**Brief:** Please list all lines of the material below in which the string "change" occurs.

Figure contents as structured data:
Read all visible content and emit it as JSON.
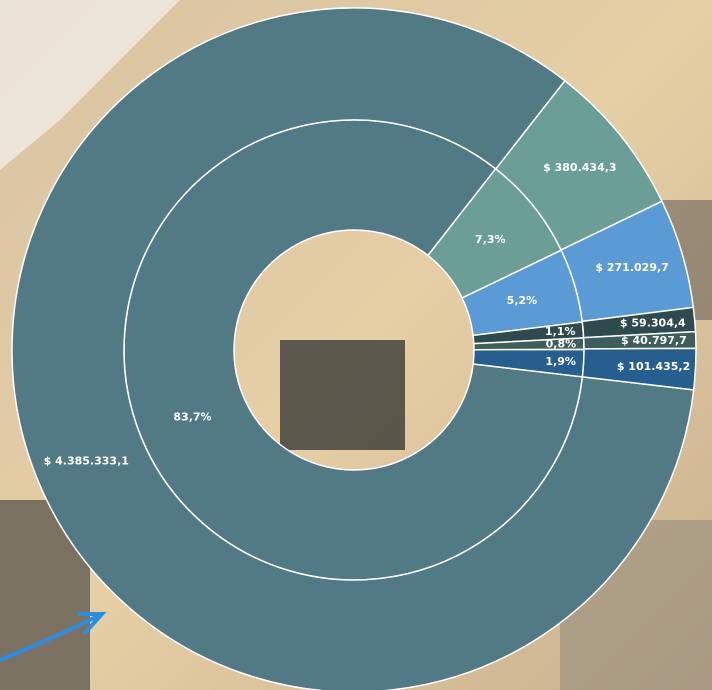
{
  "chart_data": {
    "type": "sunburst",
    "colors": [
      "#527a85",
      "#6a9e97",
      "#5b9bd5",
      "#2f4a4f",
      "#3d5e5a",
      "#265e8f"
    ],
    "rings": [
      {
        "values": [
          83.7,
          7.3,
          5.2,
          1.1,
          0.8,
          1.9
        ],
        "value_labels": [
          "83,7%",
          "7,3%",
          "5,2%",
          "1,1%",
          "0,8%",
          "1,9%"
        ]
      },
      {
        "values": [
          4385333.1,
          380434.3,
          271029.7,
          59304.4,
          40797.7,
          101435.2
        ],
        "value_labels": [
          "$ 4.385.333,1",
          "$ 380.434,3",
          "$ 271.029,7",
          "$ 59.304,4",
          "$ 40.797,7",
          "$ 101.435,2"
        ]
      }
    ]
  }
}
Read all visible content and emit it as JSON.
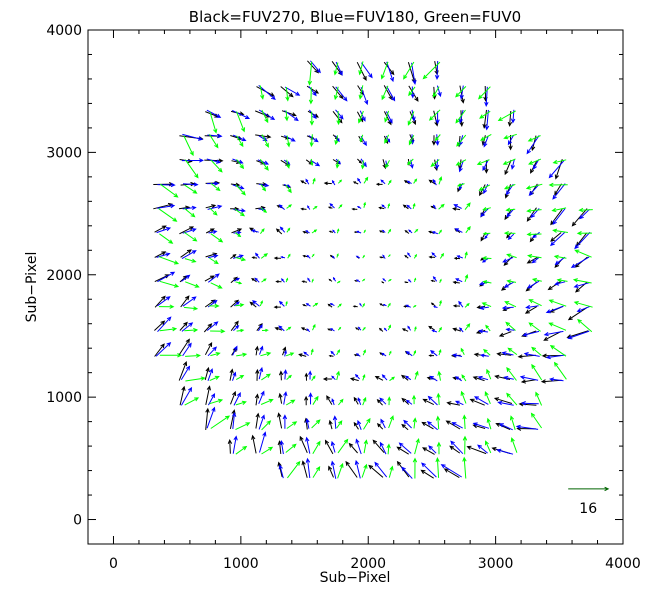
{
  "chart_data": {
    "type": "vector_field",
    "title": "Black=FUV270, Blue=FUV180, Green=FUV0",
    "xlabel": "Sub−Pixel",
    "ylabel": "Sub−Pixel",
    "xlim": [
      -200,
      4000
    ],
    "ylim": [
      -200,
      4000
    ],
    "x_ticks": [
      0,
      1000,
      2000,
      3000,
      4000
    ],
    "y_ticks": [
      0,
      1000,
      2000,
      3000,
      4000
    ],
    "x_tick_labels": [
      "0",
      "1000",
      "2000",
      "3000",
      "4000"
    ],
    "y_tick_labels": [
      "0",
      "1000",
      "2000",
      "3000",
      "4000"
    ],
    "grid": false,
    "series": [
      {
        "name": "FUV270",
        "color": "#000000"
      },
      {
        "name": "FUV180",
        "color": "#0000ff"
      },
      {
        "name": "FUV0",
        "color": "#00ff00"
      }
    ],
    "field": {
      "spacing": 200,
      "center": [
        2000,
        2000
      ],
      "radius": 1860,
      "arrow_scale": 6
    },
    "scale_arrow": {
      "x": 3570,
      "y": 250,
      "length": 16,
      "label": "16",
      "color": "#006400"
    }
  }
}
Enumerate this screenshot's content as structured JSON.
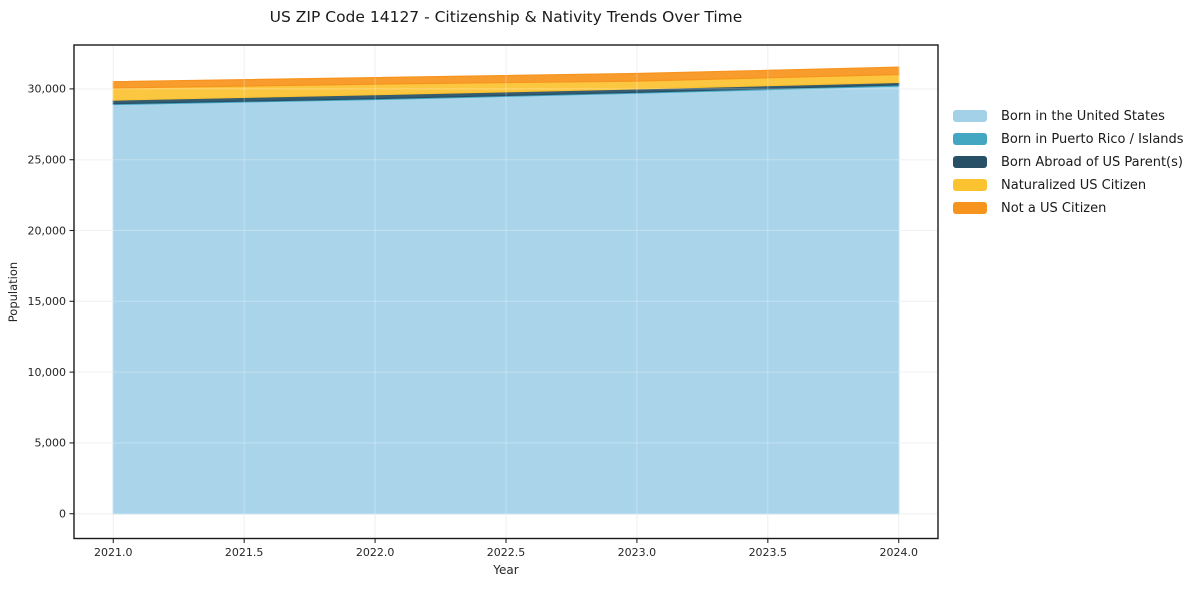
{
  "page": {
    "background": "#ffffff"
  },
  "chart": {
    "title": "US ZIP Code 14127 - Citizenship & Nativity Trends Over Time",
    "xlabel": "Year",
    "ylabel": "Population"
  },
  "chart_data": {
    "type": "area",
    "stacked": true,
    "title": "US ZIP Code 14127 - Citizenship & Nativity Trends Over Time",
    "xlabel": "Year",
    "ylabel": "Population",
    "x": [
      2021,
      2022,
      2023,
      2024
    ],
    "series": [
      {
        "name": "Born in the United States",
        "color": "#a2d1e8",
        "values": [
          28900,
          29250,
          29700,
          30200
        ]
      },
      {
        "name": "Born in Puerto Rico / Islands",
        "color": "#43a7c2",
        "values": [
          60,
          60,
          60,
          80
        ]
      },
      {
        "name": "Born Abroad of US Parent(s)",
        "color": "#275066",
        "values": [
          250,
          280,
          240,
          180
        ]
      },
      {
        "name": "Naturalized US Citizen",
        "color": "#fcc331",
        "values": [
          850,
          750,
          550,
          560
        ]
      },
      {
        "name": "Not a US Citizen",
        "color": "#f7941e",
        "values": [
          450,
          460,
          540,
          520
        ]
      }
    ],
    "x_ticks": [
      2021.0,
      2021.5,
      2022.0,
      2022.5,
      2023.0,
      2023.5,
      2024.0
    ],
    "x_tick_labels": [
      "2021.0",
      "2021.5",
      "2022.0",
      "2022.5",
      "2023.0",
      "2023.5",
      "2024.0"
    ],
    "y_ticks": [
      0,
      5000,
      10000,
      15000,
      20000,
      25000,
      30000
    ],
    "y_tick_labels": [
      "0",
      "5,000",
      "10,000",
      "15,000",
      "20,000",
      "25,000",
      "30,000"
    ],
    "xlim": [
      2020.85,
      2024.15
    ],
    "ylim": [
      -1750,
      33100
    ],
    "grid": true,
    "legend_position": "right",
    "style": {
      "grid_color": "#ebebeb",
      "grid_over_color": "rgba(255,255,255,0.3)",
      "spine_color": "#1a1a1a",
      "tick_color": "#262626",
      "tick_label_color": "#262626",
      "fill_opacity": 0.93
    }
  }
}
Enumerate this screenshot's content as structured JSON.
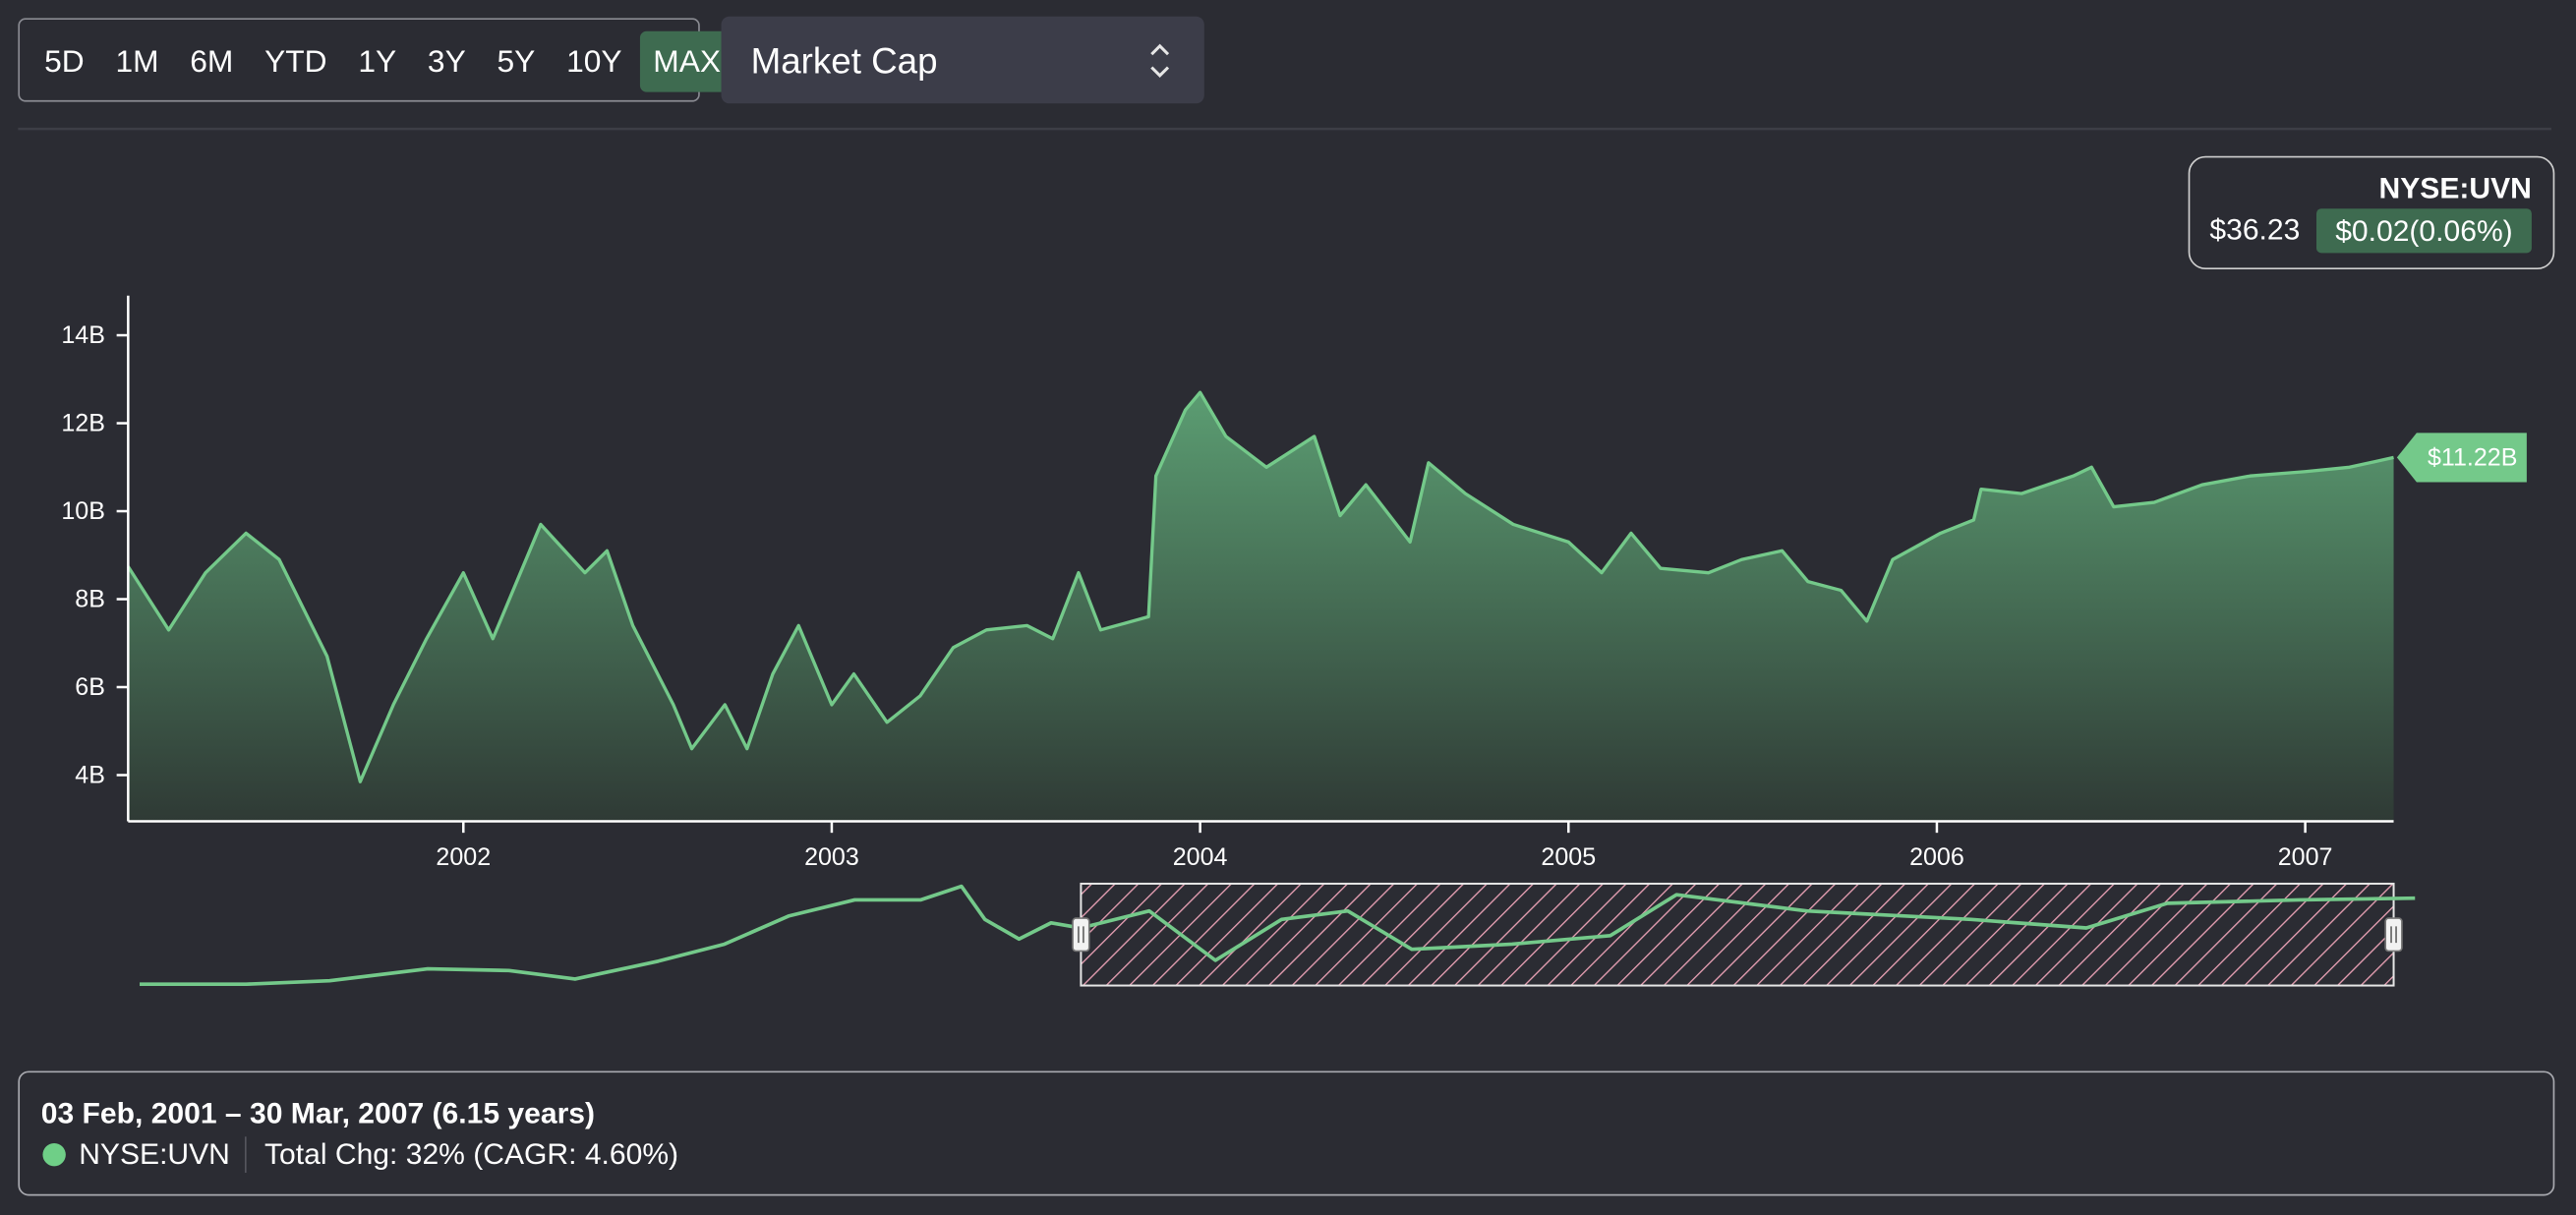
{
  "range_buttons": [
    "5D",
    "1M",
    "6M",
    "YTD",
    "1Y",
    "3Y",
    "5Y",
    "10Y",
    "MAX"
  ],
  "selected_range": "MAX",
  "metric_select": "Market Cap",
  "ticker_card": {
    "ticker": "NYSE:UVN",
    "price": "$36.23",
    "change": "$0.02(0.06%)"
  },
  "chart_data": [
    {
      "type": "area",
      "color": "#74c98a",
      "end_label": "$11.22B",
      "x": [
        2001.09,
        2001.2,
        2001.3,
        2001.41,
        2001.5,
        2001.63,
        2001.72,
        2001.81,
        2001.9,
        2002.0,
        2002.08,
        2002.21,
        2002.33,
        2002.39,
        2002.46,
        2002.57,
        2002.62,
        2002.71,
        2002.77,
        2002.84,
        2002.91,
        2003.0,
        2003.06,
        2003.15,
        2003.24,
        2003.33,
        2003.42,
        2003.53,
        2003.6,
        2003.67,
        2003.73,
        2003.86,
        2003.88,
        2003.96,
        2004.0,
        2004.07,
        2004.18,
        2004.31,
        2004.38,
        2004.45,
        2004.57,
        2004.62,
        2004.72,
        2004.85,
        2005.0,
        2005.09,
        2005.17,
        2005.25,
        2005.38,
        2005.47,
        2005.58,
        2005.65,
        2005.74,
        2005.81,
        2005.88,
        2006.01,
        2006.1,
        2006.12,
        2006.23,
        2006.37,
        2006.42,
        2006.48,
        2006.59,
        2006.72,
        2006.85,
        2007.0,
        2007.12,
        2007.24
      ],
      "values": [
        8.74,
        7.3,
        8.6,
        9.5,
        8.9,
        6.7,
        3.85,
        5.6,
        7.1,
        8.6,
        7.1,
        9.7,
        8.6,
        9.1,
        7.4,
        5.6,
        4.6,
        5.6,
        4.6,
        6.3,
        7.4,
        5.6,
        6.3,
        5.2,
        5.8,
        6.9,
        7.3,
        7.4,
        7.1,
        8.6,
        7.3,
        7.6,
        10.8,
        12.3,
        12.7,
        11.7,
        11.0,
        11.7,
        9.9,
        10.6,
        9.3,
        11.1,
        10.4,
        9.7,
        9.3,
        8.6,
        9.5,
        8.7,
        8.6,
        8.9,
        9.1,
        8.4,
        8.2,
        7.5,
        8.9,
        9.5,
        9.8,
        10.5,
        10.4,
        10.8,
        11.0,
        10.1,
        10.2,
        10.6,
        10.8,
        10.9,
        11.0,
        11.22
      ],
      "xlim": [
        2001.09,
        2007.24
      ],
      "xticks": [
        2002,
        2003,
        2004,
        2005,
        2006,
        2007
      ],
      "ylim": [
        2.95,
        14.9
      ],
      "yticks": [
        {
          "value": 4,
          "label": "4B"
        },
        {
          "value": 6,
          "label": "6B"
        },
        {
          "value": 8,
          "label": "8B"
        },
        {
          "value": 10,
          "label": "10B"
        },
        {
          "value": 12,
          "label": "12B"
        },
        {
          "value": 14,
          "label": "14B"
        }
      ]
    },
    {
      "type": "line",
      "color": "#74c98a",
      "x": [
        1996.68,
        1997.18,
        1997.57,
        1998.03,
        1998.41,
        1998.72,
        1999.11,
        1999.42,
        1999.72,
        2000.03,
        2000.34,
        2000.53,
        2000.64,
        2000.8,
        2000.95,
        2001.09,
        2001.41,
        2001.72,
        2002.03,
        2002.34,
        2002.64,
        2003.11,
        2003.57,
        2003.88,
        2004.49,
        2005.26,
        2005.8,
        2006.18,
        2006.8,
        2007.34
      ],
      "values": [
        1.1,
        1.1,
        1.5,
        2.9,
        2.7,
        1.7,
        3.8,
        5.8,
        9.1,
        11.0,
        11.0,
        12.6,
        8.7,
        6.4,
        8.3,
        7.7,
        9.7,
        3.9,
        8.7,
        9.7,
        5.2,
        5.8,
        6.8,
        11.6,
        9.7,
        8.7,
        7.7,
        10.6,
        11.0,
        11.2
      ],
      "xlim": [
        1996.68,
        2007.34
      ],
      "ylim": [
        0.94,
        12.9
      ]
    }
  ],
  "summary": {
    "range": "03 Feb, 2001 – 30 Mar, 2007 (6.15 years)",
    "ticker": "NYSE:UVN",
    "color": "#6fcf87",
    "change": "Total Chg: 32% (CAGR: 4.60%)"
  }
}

**Output for this exercise:**
    "change": "$0.02(0.06%)"
    "change": "Total Chg: 32% (CAGR: 4.60%)"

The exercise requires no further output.